Work instructions
Transcribe the data that follows precisely, omitting nothing.

——

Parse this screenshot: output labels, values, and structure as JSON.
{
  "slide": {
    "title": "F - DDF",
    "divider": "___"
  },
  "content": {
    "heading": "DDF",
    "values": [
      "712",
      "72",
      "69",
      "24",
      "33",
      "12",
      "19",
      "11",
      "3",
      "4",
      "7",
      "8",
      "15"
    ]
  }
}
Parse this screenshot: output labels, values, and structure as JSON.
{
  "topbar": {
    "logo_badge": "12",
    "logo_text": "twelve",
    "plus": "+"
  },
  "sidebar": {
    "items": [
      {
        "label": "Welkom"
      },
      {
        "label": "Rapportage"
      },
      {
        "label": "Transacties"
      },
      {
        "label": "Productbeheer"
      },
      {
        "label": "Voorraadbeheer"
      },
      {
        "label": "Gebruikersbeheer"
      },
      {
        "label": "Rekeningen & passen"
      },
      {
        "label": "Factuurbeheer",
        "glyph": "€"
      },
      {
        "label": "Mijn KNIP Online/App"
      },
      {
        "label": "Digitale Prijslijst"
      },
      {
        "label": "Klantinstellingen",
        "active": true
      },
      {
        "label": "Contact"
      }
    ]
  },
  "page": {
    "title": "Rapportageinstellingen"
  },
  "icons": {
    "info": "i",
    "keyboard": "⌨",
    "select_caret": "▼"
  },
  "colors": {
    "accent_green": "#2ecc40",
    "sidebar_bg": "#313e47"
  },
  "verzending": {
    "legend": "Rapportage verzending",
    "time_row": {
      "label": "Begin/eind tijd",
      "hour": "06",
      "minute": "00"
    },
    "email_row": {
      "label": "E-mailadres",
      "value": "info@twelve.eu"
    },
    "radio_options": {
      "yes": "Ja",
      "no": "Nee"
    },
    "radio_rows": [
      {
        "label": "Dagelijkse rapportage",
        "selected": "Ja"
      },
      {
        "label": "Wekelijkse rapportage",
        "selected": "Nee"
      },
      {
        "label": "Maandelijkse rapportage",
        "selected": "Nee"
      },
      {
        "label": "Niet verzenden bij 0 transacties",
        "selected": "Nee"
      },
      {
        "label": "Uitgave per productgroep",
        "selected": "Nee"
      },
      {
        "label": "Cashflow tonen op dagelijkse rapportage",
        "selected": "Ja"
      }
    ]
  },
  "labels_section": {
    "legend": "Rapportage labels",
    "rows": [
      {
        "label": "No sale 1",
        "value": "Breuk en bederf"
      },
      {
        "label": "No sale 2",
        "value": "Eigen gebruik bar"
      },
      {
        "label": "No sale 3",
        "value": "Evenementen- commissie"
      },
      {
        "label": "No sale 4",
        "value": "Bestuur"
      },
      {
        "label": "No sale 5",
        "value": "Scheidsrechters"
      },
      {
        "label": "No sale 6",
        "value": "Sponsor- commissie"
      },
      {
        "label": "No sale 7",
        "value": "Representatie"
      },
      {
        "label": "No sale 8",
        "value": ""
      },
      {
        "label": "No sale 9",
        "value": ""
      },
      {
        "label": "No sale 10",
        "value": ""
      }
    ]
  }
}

——

Correct result
Parse this screenshot: output labels, values, and structure as JSON.
{
  "slide": {
    "title": "F - DDF",
    "divider": "___"
  },
  "content": {
    "heading": "DDF",
    "values": [
      "712",
      "72",
      "69",
      "24",
      "33",
      "12",
      "19",
      "11",
      "3",
      "4",
      "7",
      "8",
      "15"
    ]
  }
}
Parse this screenshot: output labels, values, and structure as JSON.
{
  "topbar": {
    "logo_badge": "12",
    "logo_text": "twelve",
    "plus": "+"
  },
  "sidebar": {
    "items": [
      {
        "label": "Welkom"
      },
      {
        "label": "Rapportage"
      },
      {
        "label": "Transacties"
      },
      {
        "label": "Productbeheer"
      },
      {
        "label": "Voorraadbeheer"
      },
      {
        "label": "Gebruikersbeheer"
      },
      {
        "label": "Rekeningen & passen"
      },
      {
        "label": "Factuurbeheer",
        "glyph": "€"
      },
      {
        "label": "Mijn KNIP Online/App"
      },
      {
        "label": "Digitale Prijslijst"
      },
      {
        "label": "Klantinstellingen",
        "active": true
      },
      {
        "label": "Contact"
      }
    ]
  },
  "page": {
    "title": "Rapportageinstellingen"
  },
  "icons": {
    "info": "i",
    "keyboard": "⌨",
    "select_caret": "▼"
  },
  "colors": {
    "accent_green": "#2ecc40",
    "sidebar_bg": "#313e47"
  },
  "verzending": {
    "legend": "Rapportage verzending",
    "time_row": {
      "label": "Begin/eind tijd",
      "hour": "06",
      "minute": "00"
    },
    "email_row": {
      "label": "E-mailadres",
      "value": "info@twelve.eu"
    },
    "radio_options": {
      "yes": "Ja",
      "no": "Nee"
    },
    "radio_rows": [
      {
        "label": "Dagelijkse rapportage",
        "selected": "Ja"
      },
      {
        "label": "Wekelijkse rapportage",
        "selected": "Nee"
      },
      {
        "label": "Maandelijkse rapportage",
        "selected": "Nee"
      },
      {
        "label": "Niet verzenden bij 0 transacties",
        "selected": "Nee"
      },
      {
        "label": "Uitgave per productgroep",
        "selected": "Nee"
      },
      {
        "label": "Cashflow tonen op dagelijkse rapportage",
        "selected": "Ja"
      }
    ]
  },
  "labels_section": {
    "legend": "Rapportage labels",
    "rows": [
      {
        "label": "No sale 1",
        "value": "Breuk en bederf"
      },
      {
        "label": "No sale 2",
        "value": "Eigen gebruik bar"
      },
      {
        "label": "No sale 3",
        "value": "Evenementen- commissie"
      },
      {
        "label": "No sale 4",
        "value": "Bestuur"
      },
      {
        "label": "No sale 5",
        "value": "Scheidsrechters"
      },
      {
        "label": "No sale 6",
        "value": "Sponsor- commissie"
      },
      {
        "label": "No sale 7",
        "value": "Representatie"
      },
      {
        "label": "No sale 8",
        "value": ""
      },
      {
        "label": "No sale 9",
        "value": ""
      },
      {
        "label": "No sale 10",
        "value": ""
      }
    ]
  }
}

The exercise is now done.